WHAT THE EXERCISE ASKS:
Extract and list every line that contains the word "this".

··· RECORDS FOR THE EXERCISE ···

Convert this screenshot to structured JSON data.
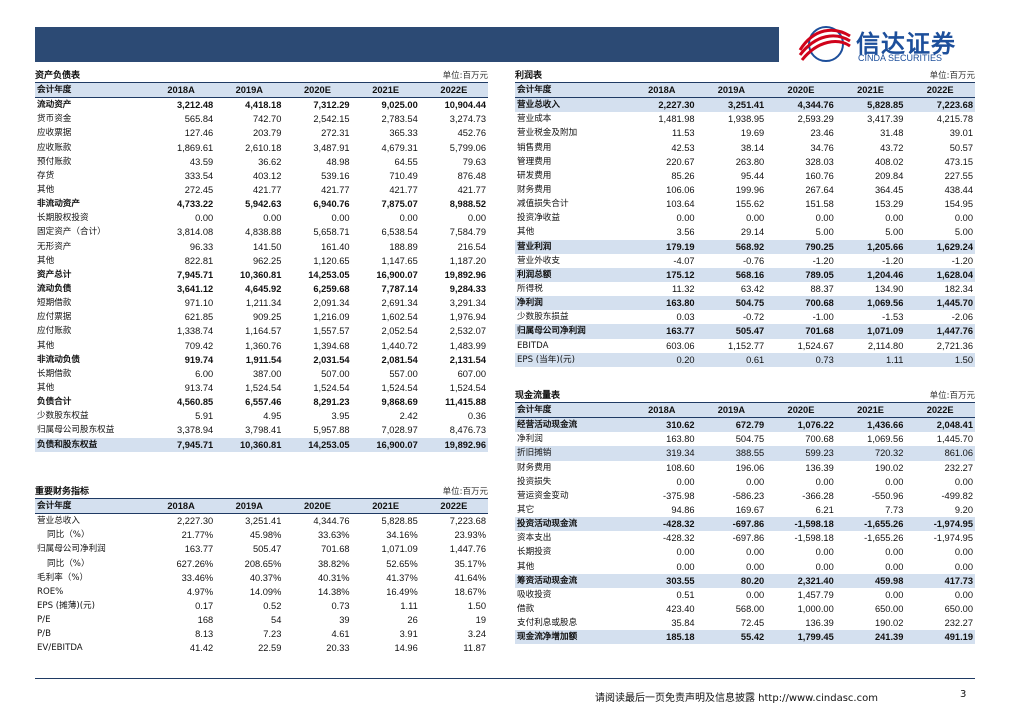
{
  "logo": {
    "cn": "信达证券",
    "en": "CINDA SECURITIES"
  },
  "balance": {
    "title": "资产负债表",
    "unit": "单位:百万元",
    "header": [
      "会计年度",
      "2018A",
      "2019A",
      "2020E",
      "2021E",
      "2022E"
    ],
    "rows": [
      [
        "流动资产",
        "3,212.48",
        "4,418.18",
        "7,312.29",
        "9,025.00",
        "10,904.44"
      ],
      [
        "货币资金",
        "565.84",
        "742.70",
        "2,542.15",
        "2,783.54",
        "3,274.73"
      ],
      [
        "应收票据",
        "127.46",
        "203.79",
        "272.31",
        "365.33",
        "452.76"
      ],
      [
        "应收账款",
        "1,869.61",
        "2,610.18",
        "3,487.91",
        "4,679.31",
        "5,799.06"
      ],
      [
        "预付账款",
        "43.59",
        "36.62",
        "48.98",
        "64.55",
        "79.63"
      ],
      [
        "存货",
        "333.54",
        "403.12",
        "539.16",
        "710.49",
        "876.48"
      ],
      [
        "其他",
        "272.45",
        "421.77",
        "421.77",
        "421.77",
        "421.77"
      ],
      [
        "非流动资产",
        "4,733.22",
        "5,942.63",
        "6,940.76",
        "7,875.07",
        "8,988.52"
      ],
      [
        "长期股权投资",
        "0.00",
        "0.00",
        "0.00",
        "0.00",
        "0.00"
      ],
      [
        "固定资产（合计）",
        "3,814.08",
        "4,838.88",
        "5,658.71",
        "6,538.54",
        "7,584.79"
      ],
      [
        "无形资产",
        "96.33",
        "141.50",
        "161.40",
        "188.89",
        "216.54"
      ],
      [
        "其他",
        "822.81",
        "962.25",
        "1,120.65",
        "1,147.65",
        "1,187.20"
      ],
      [
        "资产总计",
        "7,945.71",
        "10,360.81",
        "14,253.05",
        "16,900.07",
        "19,892.96"
      ],
      [
        "流动负债",
        "3,641.12",
        "4,645.92",
        "6,259.68",
        "7,787.14",
        "9,284.33"
      ],
      [
        "短期借款",
        "971.10",
        "1,211.34",
        "2,091.34",
        "2,691.34",
        "3,291.34"
      ],
      [
        "应付票据",
        "621.85",
        "909.25",
        "1,216.09",
        "1,602.54",
        "1,976.94"
      ],
      [
        "应付账款",
        "1,338.74",
        "1,164.57",
        "1,557.57",
        "2,052.54",
        "2,532.07"
      ],
      [
        "其他",
        "709.42",
        "1,360.76",
        "1,394.68",
        "1,440.72",
        "1,483.99"
      ],
      [
        "非流动负债",
        "919.74",
        "1,911.54",
        "2,031.54",
        "2,081.54",
        "2,131.54"
      ],
      [
        "长期借款",
        "6.00",
        "387.00",
        "507.00",
        "557.00",
        "607.00"
      ],
      [
        "其他",
        "913.74",
        "1,524.54",
        "1,524.54",
        "1,524.54",
        "1,524.54"
      ],
      [
        "负债合计",
        "4,560.85",
        "6,557.46",
        "8,291.23",
        "9,868.69",
        "11,415.88"
      ],
      [
        "少数股东权益",
        "5.91",
        "4.95",
        "3.95",
        "2.42",
        "0.36"
      ],
      [
        "归属母公司股东权益",
        "3,378.94",
        "3,798.41",
        "5,957.88",
        "7,028.97",
        "8,476.73"
      ],
      [
        "负债和股东权益",
        "7,945.71",
        "10,360.81",
        "14,253.05",
        "16,900.07",
        "19,892.96"
      ]
    ]
  },
  "ratios": {
    "title": "重要财务指标",
    "unit": "单位:百万元",
    "header": [
      "会计年度",
      "2018A",
      "2019A",
      "2020E",
      "2021E",
      "2022E"
    ],
    "rows": [
      [
        "营业总收入",
        "2,227.30",
        "3,251.41",
        "4,344.76",
        "5,828.85",
        "7,223.68"
      ],
      [
        "同比（%）",
        "21.77%",
        "45.98%",
        "33.63%",
        "34.16%",
        "23.93%"
      ],
      [
        "归属母公司净利润",
        "163.77",
        "505.47",
        "701.68",
        "1,071.09",
        "1,447.76"
      ],
      [
        "同比（%）",
        "627.26%",
        "208.65%",
        "38.82%",
        "52.65%",
        "35.17%"
      ],
      [
        "毛利率（%）",
        "33.46%",
        "40.37%",
        "40.31%",
        "41.37%",
        "41.64%"
      ],
      [
        "ROE%",
        "4.97%",
        "14.09%",
        "14.38%",
        "16.49%",
        "18.67%"
      ],
      [
        "EPS (摊薄)(元)",
        "0.17",
        "0.52",
        "0.73",
        "1.11",
        "1.50"
      ],
      [
        "P/E",
        "168",
        "54",
        "39",
        "26",
        "19"
      ],
      [
        "P/B",
        "8.13",
        "7.23",
        "4.61",
        "3.91",
        "3.24"
      ],
      [
        "EV/EBITDA",
        "41.42",
        "22.59",
        "20.33",
        "14.96",
        "11.87"
      ]
    ]
  },
  "income": {
    "title": "利润表",
    "unit": "单位:百万元",
    "header": [
      "会计年度",
      "2018A",
      "2019A",
      "2020E",
      "2021E",
      "2022E"
    ],
    "rows": [
      [
        "营业总收入",
        "2,227.30",
        "3,251.41",
        "4,344.76",
        "5,828.85",
        "7,223.68"
      ],
      [
        "营业成本",
        "1,481.98",
        "1,938.95",
        "2,593.29",
        "3,417.39",
        "4,215.78"
      ],
      [
        "营业税金及附加",
        "11.53",
        "19.69",
        "23.46",
        "31.48",
        "39.01"
      ],
      [
        "销售费用",
        "42.53",
        "38.14",
        "34.76",
        "43.72",
        "50.57"
      ],
      [
        "管理费用",
        "220.67",
        "263.80",
        "328.03",
        "408.02",
        "473.15"
      ],
      [
        "研发费用",
        "85.26",
        "95.44",
        "160.76",
        "209.84",
        "227.55"
      ],
      [
        "财务费用",
        "106.06",
        "199.96",
        "267.64",
        "364.45",
        "438.44"
      ],
      [
        "减值损失合计",
        "103.64",
        "155.62",
        "151.58",
        "153.29",
        "154.95"
      ],
      [
        "投资净收益",
        "0.00",
        "0.00",
        "0.00",
        "0.00",
        "0.00"
      ],
      [
        "其他",
        "3.56",
        "29.14",
        "5.00",
        "5.00",
        "5.00"
      ],
      [
        "营业利润",
        "179.19",
        "568.92",
        "790.25",
        "1,205.66",
        "1,629.24"
      ],
      [
        "营业外收支",
        "-4.07",
        "-0.76",
        "-1.20",
        "-1.20",
        "-1.20"
      ],
      [
        "利润总额",
        "175.12",
        "568.16",
        "789.05",
        "1,204.46",
        "1,628.04"
      ],
      [
        "所得税",
        "11.32",
        "63.42",
        "88.37",
        "134.90",
        "182.34"
      ],
      [
        "净利润",
        "163.80",
        "504.75",
        "700.68",
        "1,069.56",
        "1,445.70"
      ],
      [
        "少数股东损益",
        "0.03",
        "-0.72",
        "-1.00",
        "-1.53",
        "-2.06"
      ],
      [
        "归属母公司净利润",
        "163.77",
        "505.47",
        "701.68",
        "1,071.09",
        "1,447.76"
      ],
      [
        "EBITDA",
        "603.06",
        "1,152.77",
        "1,524.67",
        "2,114.80",
        "2,721.36"
      ],
      [
        "EPS (当年)(元)",
        "0.20",
        "0.61",
        "0.73",
        "1.11",
        "1.50"
      ]
    ]
  },
  "cashflow": {
    "title": "现金流量表",
    "unit": "单位:百万元",
    "header": [
      "会计年度",
      "2018A",
      "2019A",
      "2020E",
      "2021E",
      "2022E"
    ],
    "rows": [
      [
        "经营活动现金流",
        "310.62",
        "672.79",
        "1,076.22",
        "1,436.66",
        "2,048.41"
      ],
      [
        "净利润",
        "163.80",
        "504.75",
        "700.68",
        "1,069.56",
        "1,445.70"
      ],
      [
        "折旧摊销",
        "319.34",
        "388.55",
        "599.23",
        "720.32",
        "861.06"
      ],
      [
        "财务费用",
        "108.60",
        "196.06",
        "136.39",
        "190.02",
        "232.27"
      ],
      [
        "投资损失",
        "0.00",
        "0.00",
        "0.00",
        "0.00",
        "0.00"
      ],
      [
        "营运资金变动",
        "-375.98",
        "-586.23",
        "-366.28",
        "-550.96",
        "-499.82"
      ],
      [
        "其它",
        "94.86",
        "169.67",
        "6.21",
        "7.73",
        "9.20"
      ],
      [
        "投资活动现金流",
        "-428.32",
        "-697.86",
        "-1,598.18",
        "-1,655.26",
        "-1,974.95"
      ],
      [
        "资本支出",
        "-428.32",
        "-697.86",
        "-1,598.18",
        "-1,655.26",
        "-1,974.95"
      ],
      [
        "长期投资",
        "0.00",
        "0.00",
        "0.00",
        "0.00",
        "0.00"
      ],
      [
        "其他",
        "0.00",
        "0.00",
        "0.00",
        "0.00",
        "0.00"
      ],
      [
        "筹资活动现金流",
        "303.55",
        "80.20",
        "2,321.40",
        "459.98",
        "417.73"
      ],
      [
        "吸收投资",
        "0.51",
        "0.00",
        "1,457.79",
        "0.00",
        "0.00"
      ],
      [
        "借款",
        "423.40",
        "568.00",
        "1,000.00",
        "650.00",
        "650.00"
      ],
      [
        "支付利息或股息",
        "35.84",
        "72.45",
        "136.39",
        "190.02",
        "232.27"
      ],
      [
        "现金流净增加额",
        "185.18",
        "55.42",
        "1,799.45",
        "241.39",
        "491.19"
      ]
    ]
  },
  "footer": {
    "disclaimer": "请阅读最后一页免责声明及信息披露 http://www.cindasc.com",
    "page": "3"
  },
  "colors": {
    "banner": "#2c4a74",
    "header_bg": "#d4e0ef",
    "brand": "#1d4f9b",
    "logo_red": "#d0021b"
  }
}
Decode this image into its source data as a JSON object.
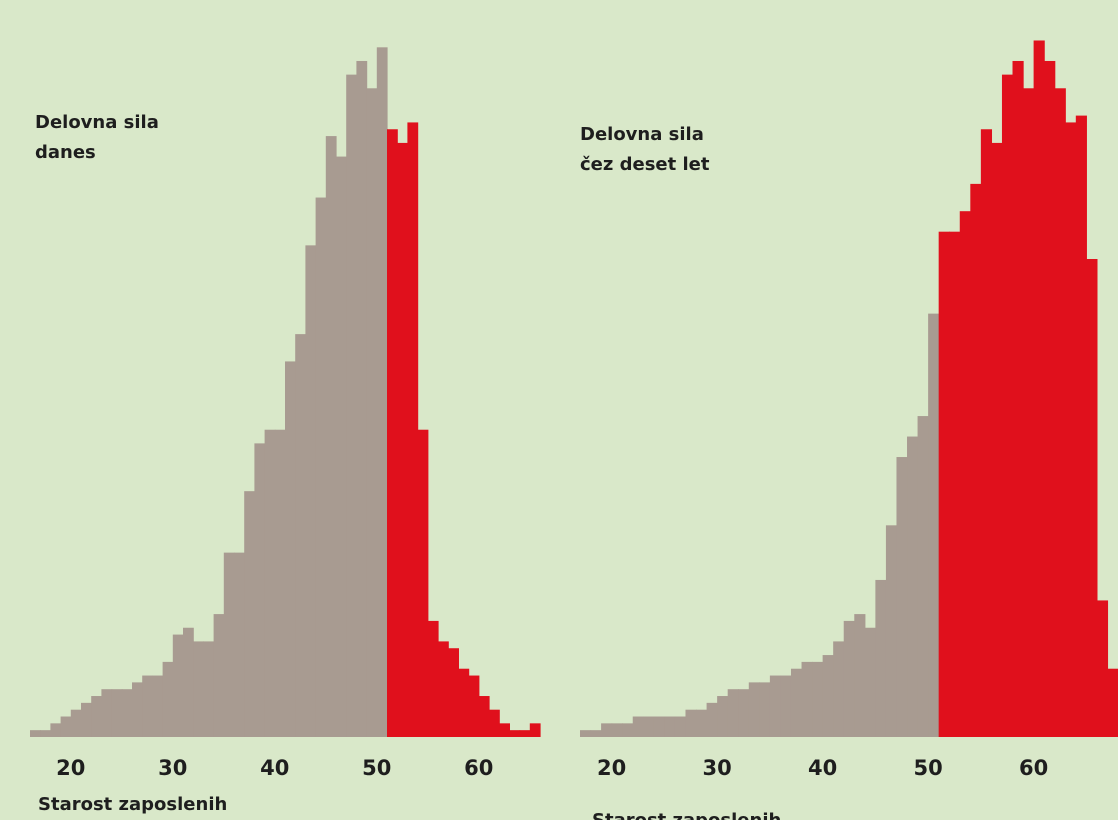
{
  "chart_data": [
    {
      "type": "histogram",
      "annotation": [
        "Delovna sila",
        "danes"
      ],
      "x_label": "Starost zaposlenih",
      "xlim": [
        16,
        66
      ],
      "xticks": [
        20,
        30,
        40,
        50,
        60
      ],
      "ylim": [
        0,
        105
      ],
      "series": [
        {
          "color": "#a89b91",
          "bins": [
            16,
            17,
            18,
            19,
            20,
            21,
            22,
            23,
            24,
            25,
            26,
            27,
            28,
            29,
            30,
            31,
            32,
            33,
            34,
            35,
            36,
            37,
            38,
            39,
            40,
            41,
            42,
            43,
            44,
            45,
            46,
            47,
            48,
            49,
            50,
            51
          ],
          "values": [
            1,
            1,
            2,
            3,
            4,
            5,
            6,
            7,
            7,
            7,
            8,
            9,
            9,
            11,
            15,
            16,
            14,
            14,
            18,
            27,
            27,
            36,
            43,
            45,
            45,
            55,
            59,
            72,
            79,
            88,
            85,
            97,
            99,
            95,
            101
          ]
        },
        {
          "color": "#e0101c",
          "bins": [
            51,
            52,
            53,
            54,
            55,
            56,
            57,
            58,
            59,
            60,
            61,
            62,
            63,
            64,
            65,
            66
          ],
          "values": [
            89,
            87,
            90,
            45,
            17,
            14,
            13,
            10,
            9,
            6,
            4,
            2,
            1,
            1,
            2
          ]
        }
      ]
    },
    {
      "type": "histogram",
      "annotation": [
        "Delovna sila",
        "čez deset let"
      ],
      "x_label": "Starost zaposlenih",
      "xlim": [
        17,
        68
      ],
      "xticks": [
        20,
        30,
        40,
        50,
        60
      ],
      "ylim": [
        0,
        105
      ],
      "series": [
        {
          "color": "#a89b91",
          "bins": [
            17,
            18,
            19,
            20,
            21,
            22,
            23,
            24,
            25,
            26,
            27,
            28,
            29,
            30,
            31,
            32,
            33,
            34,
            35,
            36,
            37,
            38,
            39,
            40,
            41,
            42,
            43,
            44,
            45,
            46,
            47,
            48,
            49,
            50,
            51
          ],
          "values": [
            1,
            1,
            2,
            2,
            2,
            3,
            3,
            3,
            3,
            3,
            4,
            4,
            5,
            6,
            7,
            7,
            8,
            8,
            9,
            9,
            10,
            11,
            11,
            12,
            14,
            17,
            18,
            16,
            23,
            31,
            41,
            44,
            47,
            62
          ]
        },
        {
          "color": "#e0101c",
          "bins": [
            51,
            52,
            53,
            54,
            55,
            56,
            57,
            58,
            59,
            60,
            61,
            62,
            63,
            64,
            65,
            66,
            67,
            68
          ],
          "values": [
            74,
            74,
            77,
            81,
            89,
            87,
            97,
            99,
            95,
            102,
            99,
            95,
            90,
            91,
            70,
            20,
            10
          ]
        }
      ]
    }
  ]
}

···

TASK OUTPUT:
Convert this screenshot to structured JSON data.
Decode this image into its source data as a JSON object.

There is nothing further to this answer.